INSTRUCTIONS FOR THE TASK: Which lines of the records contain the word "small" with matching case? Copy each of those lines in full.

* * * *

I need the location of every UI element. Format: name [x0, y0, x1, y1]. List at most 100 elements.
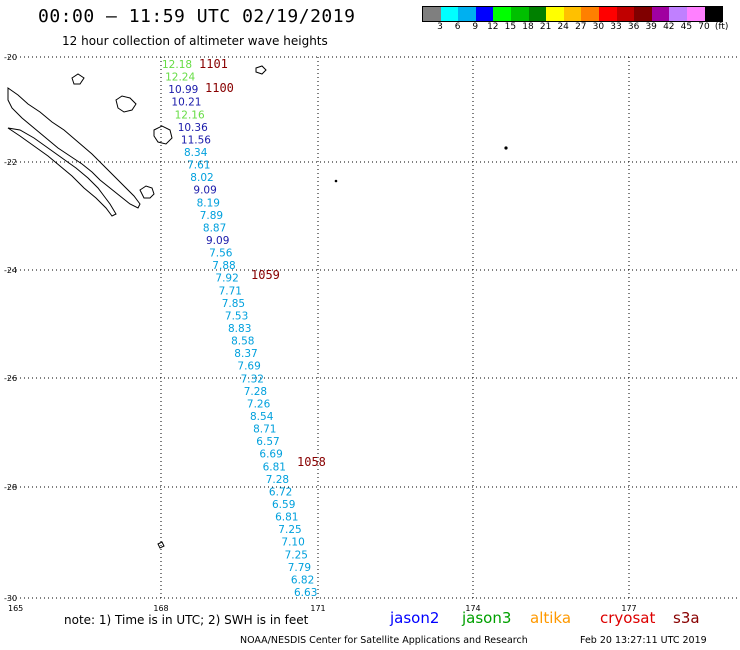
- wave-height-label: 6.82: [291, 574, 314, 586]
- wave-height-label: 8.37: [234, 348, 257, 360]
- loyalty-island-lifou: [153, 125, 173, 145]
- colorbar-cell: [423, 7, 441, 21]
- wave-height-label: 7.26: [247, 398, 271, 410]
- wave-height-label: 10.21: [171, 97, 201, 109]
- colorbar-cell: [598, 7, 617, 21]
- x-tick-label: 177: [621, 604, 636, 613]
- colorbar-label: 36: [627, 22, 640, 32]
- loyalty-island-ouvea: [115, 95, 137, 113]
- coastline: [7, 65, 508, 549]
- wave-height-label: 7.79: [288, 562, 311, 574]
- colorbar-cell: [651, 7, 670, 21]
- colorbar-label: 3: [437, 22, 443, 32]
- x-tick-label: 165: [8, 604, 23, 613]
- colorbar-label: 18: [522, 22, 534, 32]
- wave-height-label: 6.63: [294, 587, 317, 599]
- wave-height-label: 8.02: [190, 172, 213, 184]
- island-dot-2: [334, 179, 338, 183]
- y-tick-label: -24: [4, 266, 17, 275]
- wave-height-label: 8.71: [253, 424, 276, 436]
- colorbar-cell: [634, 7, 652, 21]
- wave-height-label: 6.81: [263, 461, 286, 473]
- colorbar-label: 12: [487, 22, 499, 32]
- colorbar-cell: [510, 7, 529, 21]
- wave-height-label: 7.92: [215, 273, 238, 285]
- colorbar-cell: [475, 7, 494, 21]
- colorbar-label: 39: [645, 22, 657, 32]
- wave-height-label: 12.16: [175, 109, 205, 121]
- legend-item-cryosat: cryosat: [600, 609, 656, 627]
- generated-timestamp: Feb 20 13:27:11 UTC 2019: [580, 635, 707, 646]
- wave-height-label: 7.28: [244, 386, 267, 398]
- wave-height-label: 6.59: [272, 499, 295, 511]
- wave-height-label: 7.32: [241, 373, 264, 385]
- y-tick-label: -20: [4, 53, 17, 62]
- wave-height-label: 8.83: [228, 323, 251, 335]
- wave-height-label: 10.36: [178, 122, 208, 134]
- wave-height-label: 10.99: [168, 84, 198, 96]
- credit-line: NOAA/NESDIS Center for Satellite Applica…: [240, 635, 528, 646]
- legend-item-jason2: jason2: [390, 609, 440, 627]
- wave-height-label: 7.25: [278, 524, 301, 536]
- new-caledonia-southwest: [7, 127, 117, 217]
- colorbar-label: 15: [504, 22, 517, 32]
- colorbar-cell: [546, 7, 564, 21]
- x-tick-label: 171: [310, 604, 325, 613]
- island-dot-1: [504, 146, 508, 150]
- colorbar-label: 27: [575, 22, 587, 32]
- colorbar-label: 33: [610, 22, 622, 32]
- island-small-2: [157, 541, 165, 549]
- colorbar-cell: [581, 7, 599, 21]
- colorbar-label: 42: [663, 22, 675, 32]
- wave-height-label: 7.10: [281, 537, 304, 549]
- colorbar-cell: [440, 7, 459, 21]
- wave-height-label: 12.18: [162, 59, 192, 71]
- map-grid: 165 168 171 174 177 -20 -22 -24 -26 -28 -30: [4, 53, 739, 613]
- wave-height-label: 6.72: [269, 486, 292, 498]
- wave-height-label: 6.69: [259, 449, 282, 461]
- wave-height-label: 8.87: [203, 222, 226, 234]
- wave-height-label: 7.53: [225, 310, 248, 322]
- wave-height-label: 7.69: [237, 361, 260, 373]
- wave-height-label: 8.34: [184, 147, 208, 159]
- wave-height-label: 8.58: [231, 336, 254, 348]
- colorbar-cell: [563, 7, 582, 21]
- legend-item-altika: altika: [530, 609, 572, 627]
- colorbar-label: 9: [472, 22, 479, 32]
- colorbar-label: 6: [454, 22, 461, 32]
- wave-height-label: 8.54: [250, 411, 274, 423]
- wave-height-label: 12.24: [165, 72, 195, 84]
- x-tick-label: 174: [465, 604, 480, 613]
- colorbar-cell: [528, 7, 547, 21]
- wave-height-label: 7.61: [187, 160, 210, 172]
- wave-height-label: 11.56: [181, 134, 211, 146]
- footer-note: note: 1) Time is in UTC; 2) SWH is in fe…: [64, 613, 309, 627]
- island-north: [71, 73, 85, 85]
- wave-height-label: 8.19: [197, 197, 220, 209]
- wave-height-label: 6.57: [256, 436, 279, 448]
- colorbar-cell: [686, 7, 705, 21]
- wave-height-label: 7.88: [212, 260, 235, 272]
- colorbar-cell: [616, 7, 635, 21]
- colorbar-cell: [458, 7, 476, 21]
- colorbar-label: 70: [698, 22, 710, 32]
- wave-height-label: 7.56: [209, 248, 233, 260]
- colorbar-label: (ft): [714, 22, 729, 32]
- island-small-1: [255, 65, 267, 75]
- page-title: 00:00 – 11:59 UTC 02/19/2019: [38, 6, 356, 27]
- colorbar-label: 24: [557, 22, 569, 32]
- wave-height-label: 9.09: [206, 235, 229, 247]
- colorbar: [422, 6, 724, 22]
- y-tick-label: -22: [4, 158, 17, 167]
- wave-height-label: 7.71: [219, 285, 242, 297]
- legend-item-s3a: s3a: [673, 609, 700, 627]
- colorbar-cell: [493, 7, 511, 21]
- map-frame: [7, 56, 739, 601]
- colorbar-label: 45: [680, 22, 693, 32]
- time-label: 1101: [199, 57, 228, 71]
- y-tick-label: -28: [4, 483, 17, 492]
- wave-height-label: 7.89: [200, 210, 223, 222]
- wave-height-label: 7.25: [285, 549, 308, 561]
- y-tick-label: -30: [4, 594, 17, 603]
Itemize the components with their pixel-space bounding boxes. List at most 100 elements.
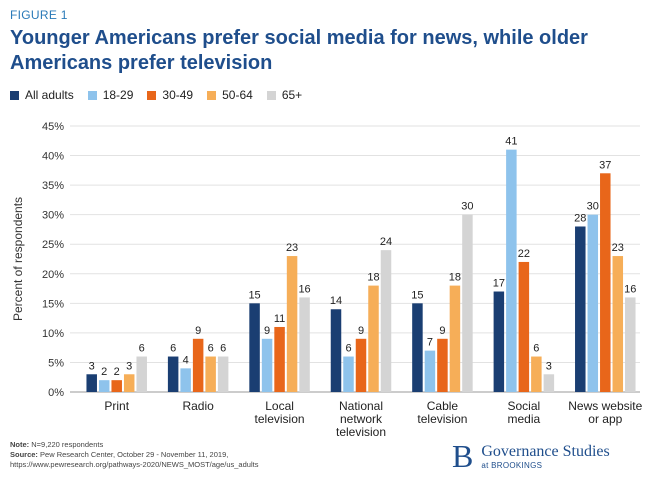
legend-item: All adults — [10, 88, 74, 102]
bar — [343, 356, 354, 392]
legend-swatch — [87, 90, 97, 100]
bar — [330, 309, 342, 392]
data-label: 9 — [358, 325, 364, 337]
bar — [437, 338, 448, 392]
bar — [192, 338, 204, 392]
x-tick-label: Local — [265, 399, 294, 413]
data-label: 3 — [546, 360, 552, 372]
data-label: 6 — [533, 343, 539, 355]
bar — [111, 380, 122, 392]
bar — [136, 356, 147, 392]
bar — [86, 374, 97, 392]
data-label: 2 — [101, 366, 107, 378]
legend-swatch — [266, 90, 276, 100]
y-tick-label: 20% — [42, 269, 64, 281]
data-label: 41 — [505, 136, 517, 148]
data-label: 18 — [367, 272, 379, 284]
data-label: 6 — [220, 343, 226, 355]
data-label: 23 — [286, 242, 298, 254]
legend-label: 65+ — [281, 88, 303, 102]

* * * *

RESULT BELOW:
- island-small-2: [157, 541, 165, 549]
- island-small-1: [255, 65, 267, 75]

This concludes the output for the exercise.